◆ Data excerpts ◆
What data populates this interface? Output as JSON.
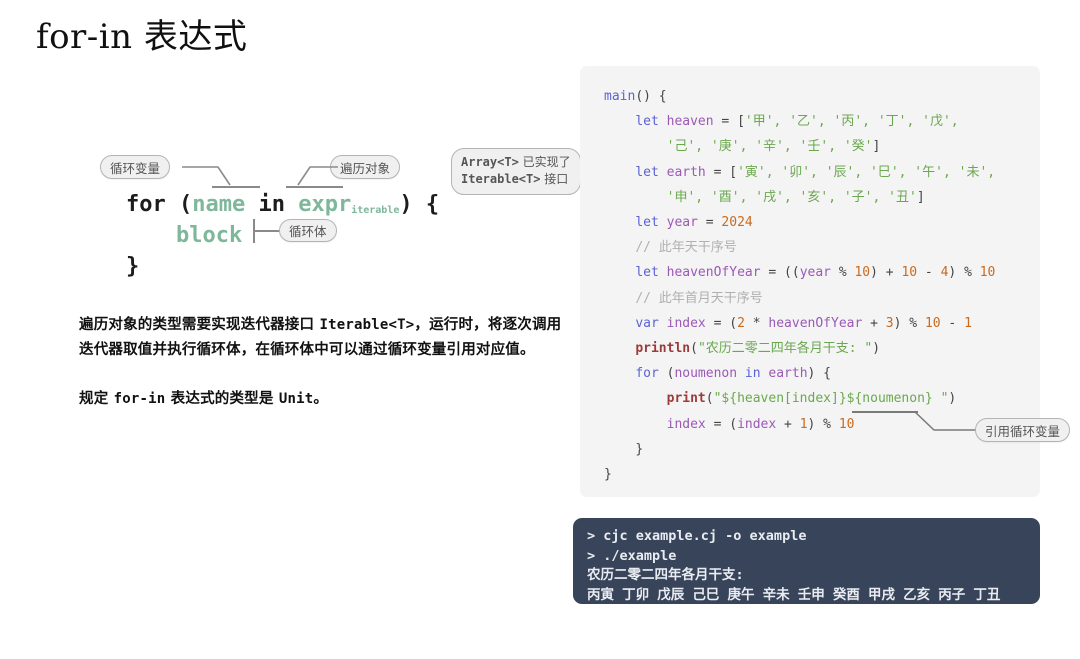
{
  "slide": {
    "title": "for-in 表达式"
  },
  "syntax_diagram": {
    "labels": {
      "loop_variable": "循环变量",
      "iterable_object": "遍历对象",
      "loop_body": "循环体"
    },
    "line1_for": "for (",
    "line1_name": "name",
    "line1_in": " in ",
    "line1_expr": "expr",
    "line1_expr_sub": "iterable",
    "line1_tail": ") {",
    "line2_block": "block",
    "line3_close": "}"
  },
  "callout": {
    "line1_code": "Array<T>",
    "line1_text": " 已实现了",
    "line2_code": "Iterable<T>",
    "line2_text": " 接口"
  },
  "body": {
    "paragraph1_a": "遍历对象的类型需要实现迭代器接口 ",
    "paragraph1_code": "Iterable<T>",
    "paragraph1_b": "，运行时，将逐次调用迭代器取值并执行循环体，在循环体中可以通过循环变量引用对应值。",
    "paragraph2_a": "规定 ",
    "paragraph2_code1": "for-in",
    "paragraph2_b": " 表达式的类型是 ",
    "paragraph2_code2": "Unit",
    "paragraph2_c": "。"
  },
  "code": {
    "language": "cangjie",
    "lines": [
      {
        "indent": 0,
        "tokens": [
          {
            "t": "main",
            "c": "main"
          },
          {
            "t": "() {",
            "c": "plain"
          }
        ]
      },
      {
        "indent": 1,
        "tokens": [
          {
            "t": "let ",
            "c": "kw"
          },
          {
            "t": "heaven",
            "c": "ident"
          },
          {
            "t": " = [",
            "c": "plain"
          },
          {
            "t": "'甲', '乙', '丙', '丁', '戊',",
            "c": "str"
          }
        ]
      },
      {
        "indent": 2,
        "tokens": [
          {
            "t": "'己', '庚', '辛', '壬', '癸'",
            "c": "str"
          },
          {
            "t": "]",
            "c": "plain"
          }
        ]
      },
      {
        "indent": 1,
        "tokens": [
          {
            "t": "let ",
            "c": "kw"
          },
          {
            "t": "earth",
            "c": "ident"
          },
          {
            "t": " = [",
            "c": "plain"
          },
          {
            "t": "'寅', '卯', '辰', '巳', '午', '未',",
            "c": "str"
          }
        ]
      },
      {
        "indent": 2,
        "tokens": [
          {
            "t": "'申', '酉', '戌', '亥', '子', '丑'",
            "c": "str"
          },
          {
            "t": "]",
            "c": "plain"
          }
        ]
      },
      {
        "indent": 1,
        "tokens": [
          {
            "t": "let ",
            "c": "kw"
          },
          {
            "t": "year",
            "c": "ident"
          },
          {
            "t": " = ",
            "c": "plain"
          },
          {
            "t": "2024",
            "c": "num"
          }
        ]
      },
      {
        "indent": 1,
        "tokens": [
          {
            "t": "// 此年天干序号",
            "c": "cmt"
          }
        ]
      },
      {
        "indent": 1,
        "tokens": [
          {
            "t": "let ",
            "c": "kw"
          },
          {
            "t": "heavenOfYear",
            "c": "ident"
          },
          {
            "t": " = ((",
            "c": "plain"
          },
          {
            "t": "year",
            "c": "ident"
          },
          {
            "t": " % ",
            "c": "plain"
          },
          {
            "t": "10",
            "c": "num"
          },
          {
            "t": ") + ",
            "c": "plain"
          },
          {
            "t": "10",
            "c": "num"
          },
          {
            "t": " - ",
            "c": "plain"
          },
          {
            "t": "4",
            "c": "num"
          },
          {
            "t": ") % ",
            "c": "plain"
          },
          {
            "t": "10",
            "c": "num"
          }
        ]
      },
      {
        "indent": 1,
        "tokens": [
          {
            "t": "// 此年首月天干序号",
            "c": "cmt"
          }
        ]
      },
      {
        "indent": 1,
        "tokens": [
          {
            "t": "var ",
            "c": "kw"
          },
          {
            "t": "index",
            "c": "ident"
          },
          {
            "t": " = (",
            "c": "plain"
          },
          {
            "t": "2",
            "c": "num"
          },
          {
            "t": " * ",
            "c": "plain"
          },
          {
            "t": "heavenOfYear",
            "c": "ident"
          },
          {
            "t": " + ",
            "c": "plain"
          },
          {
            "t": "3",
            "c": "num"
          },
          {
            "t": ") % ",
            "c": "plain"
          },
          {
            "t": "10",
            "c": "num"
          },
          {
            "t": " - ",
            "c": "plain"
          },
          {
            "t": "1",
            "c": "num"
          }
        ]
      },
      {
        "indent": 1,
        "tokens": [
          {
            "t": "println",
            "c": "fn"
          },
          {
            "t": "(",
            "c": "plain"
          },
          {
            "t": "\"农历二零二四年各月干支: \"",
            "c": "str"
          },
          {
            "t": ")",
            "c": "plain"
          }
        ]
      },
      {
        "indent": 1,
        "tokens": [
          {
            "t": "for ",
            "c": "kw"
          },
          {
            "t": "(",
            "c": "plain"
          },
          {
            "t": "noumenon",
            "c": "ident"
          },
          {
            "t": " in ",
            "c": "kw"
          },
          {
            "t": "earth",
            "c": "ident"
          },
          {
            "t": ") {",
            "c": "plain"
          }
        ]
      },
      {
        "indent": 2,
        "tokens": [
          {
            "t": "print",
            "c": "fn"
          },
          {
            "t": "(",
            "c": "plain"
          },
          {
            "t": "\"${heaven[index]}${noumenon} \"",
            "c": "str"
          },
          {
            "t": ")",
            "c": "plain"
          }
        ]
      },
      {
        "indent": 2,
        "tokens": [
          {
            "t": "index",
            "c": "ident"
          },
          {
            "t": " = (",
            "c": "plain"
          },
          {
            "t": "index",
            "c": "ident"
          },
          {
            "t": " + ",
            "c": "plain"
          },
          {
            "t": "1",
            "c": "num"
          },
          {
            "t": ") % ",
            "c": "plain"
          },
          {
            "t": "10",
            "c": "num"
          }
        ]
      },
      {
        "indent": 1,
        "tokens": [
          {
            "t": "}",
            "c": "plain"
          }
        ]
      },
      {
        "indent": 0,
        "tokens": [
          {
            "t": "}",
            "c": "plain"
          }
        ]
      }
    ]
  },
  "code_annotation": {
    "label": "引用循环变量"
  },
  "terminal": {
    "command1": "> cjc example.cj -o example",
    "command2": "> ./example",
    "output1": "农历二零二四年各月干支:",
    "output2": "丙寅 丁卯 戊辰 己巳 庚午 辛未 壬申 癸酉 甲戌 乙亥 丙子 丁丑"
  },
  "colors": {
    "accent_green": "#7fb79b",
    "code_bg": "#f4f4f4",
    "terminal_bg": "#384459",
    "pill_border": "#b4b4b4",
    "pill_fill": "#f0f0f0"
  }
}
==
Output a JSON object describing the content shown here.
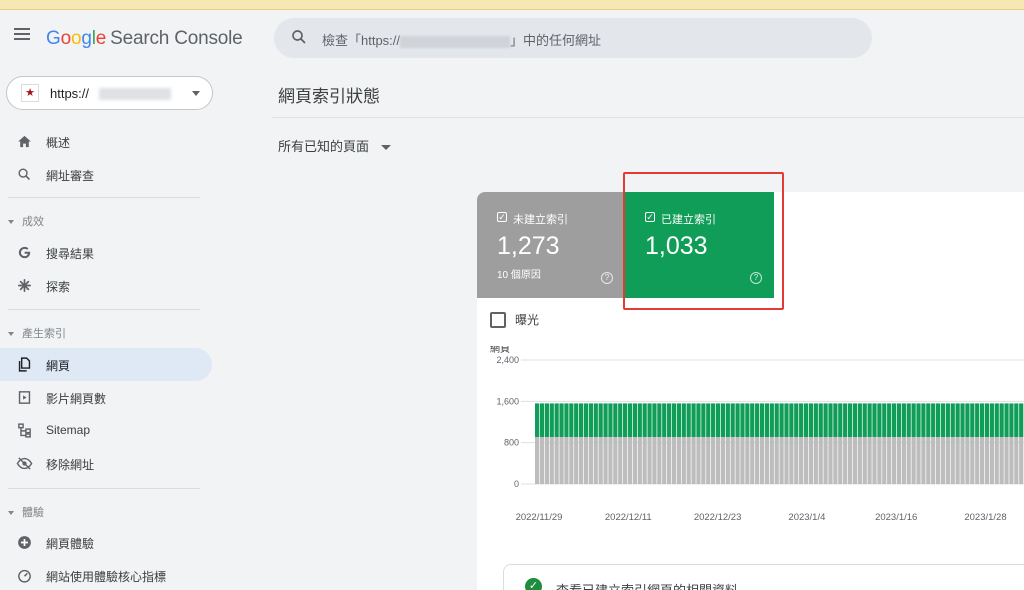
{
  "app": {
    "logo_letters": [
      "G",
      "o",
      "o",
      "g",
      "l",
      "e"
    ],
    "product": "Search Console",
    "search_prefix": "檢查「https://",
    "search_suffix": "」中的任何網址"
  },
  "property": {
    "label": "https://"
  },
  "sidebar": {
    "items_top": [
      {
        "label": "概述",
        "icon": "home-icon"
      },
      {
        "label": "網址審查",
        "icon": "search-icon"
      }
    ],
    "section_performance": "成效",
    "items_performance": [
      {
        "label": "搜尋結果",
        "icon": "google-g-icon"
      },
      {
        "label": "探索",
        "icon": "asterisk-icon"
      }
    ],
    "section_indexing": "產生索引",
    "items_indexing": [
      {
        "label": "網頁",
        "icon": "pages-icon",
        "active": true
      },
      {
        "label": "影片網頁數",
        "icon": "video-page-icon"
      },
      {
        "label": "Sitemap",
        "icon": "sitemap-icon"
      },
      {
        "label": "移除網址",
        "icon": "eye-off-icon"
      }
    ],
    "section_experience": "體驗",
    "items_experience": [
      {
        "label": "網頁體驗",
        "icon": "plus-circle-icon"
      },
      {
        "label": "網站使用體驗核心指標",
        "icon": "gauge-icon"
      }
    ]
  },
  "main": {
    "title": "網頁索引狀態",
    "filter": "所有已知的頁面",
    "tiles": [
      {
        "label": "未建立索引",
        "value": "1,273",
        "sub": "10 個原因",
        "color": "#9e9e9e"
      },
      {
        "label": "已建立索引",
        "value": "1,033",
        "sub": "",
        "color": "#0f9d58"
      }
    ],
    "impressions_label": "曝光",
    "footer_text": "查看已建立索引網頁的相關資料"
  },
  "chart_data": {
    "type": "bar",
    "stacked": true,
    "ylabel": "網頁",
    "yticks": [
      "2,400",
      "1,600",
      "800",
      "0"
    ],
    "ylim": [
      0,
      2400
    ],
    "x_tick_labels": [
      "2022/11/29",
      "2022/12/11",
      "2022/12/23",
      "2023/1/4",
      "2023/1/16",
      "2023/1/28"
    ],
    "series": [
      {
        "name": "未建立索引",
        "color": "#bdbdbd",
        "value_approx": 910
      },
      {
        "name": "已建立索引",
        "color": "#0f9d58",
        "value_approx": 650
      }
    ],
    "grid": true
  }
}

◆ Stated task ◆
Note each line of the entries that has "JSON" in it, and copy those lines.

◆ Written answer ◆
What data populates this interface? Output as JSON.
Output a JSON object describing the content shown here.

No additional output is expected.